- [GOAL]:
In the listing that follows, count each line containing the string "cmH₂O" and report only the count.

◇ ◇ ◇ ◇ ◇

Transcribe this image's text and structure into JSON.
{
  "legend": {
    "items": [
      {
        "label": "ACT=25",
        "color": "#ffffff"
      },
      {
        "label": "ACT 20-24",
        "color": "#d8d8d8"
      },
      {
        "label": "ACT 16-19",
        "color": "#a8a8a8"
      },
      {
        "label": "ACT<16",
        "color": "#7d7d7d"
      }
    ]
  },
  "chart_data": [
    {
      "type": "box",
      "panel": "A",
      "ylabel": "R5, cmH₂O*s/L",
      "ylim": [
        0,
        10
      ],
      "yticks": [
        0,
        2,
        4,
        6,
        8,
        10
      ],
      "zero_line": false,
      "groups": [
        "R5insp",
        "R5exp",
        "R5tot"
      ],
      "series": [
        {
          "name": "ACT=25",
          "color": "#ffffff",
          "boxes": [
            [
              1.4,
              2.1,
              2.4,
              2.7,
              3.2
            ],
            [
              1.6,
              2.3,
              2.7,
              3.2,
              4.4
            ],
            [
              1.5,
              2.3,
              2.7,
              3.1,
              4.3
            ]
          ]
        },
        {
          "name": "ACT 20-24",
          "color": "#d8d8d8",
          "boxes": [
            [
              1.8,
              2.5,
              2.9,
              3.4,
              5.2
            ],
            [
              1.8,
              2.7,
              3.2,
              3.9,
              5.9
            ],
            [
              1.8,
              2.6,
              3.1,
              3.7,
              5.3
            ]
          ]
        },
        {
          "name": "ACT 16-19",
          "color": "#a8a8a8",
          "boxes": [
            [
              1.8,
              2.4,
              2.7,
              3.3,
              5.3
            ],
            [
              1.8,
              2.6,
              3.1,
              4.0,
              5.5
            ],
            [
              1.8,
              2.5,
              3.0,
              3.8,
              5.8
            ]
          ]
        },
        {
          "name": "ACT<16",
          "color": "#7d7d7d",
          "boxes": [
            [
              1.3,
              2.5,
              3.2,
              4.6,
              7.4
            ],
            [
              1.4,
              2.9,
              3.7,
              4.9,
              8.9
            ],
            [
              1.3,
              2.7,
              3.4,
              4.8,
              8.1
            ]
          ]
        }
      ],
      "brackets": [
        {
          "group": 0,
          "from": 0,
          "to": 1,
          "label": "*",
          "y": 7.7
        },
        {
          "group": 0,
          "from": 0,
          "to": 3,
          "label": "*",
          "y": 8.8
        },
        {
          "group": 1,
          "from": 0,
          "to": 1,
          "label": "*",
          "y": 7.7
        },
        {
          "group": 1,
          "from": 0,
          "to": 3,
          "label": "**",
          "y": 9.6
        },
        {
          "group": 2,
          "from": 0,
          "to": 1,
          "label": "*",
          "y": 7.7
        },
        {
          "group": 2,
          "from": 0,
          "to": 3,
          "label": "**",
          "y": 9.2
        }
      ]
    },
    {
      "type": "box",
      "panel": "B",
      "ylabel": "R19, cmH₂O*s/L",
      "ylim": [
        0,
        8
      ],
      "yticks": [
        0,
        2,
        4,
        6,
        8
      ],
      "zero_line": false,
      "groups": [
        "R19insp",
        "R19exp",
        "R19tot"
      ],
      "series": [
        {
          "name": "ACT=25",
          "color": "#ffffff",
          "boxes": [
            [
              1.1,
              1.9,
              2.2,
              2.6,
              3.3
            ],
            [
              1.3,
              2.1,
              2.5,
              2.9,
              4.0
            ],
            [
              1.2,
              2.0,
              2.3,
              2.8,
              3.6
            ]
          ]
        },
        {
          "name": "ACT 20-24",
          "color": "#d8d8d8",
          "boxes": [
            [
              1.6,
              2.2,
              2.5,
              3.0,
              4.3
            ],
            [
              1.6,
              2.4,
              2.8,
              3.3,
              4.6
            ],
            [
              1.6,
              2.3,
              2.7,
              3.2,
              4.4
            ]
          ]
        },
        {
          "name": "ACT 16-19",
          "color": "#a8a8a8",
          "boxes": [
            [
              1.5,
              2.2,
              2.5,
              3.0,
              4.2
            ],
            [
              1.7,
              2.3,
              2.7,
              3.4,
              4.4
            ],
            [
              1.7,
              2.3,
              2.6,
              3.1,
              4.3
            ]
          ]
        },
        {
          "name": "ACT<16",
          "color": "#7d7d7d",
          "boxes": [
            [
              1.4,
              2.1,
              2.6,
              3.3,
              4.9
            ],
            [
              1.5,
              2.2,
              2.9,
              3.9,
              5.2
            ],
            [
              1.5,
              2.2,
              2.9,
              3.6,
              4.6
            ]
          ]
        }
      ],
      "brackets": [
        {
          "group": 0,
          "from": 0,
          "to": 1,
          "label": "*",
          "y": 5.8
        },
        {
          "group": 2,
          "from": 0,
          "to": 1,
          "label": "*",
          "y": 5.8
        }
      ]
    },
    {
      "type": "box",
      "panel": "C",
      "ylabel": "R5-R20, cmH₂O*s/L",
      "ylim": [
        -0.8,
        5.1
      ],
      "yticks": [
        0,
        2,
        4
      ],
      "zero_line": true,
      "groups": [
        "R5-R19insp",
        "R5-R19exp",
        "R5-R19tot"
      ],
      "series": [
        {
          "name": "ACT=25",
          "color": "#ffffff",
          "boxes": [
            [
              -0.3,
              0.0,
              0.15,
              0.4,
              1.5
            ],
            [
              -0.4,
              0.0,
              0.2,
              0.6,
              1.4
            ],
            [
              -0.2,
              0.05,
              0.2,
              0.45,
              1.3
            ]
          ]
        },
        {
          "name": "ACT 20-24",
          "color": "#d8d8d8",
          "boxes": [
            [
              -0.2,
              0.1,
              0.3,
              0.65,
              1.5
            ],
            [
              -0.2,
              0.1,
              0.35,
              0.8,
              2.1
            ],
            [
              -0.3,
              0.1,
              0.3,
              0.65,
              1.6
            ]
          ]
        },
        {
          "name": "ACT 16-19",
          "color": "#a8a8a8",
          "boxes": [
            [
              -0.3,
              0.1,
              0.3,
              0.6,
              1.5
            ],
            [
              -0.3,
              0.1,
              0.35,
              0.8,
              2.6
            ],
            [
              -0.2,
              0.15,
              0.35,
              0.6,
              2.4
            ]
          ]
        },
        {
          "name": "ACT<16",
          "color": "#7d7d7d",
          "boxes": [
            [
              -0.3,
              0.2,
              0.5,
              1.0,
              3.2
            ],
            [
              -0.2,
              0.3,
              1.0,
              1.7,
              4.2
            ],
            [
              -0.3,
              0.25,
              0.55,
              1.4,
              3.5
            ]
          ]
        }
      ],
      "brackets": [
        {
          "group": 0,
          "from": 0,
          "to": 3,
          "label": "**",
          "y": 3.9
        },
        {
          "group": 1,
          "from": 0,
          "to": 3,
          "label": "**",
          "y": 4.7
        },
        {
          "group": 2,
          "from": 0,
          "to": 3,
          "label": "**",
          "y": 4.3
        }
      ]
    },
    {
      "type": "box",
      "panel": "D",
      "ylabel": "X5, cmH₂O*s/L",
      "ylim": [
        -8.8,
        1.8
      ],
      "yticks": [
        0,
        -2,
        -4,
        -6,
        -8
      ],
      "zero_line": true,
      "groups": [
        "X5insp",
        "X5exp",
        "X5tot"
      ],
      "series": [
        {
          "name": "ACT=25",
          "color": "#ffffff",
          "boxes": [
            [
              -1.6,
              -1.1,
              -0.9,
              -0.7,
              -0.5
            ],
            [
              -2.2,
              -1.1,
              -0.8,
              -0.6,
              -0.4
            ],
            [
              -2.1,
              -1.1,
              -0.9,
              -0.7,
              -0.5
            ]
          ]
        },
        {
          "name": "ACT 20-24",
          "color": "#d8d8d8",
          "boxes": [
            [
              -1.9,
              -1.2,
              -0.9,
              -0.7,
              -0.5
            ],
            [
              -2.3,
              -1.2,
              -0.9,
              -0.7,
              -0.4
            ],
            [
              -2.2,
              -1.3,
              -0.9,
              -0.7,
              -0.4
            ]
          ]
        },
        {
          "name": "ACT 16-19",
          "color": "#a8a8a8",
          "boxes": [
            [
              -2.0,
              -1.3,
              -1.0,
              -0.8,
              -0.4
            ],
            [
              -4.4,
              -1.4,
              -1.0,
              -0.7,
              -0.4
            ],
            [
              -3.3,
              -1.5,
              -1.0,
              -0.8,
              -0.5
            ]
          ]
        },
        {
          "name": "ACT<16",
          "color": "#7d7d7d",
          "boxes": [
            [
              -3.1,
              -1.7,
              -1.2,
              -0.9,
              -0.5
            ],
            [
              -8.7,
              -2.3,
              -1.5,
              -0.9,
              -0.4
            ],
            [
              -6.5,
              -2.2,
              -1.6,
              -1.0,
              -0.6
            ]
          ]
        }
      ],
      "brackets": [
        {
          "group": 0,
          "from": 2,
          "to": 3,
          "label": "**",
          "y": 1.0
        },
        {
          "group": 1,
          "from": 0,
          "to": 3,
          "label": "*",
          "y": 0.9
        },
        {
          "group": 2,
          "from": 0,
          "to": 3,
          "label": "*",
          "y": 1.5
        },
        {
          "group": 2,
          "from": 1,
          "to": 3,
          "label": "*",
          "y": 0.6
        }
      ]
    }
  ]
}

◇ ◇ ◇ ◇ ◇

- [FINISHED EXERCISE]:
4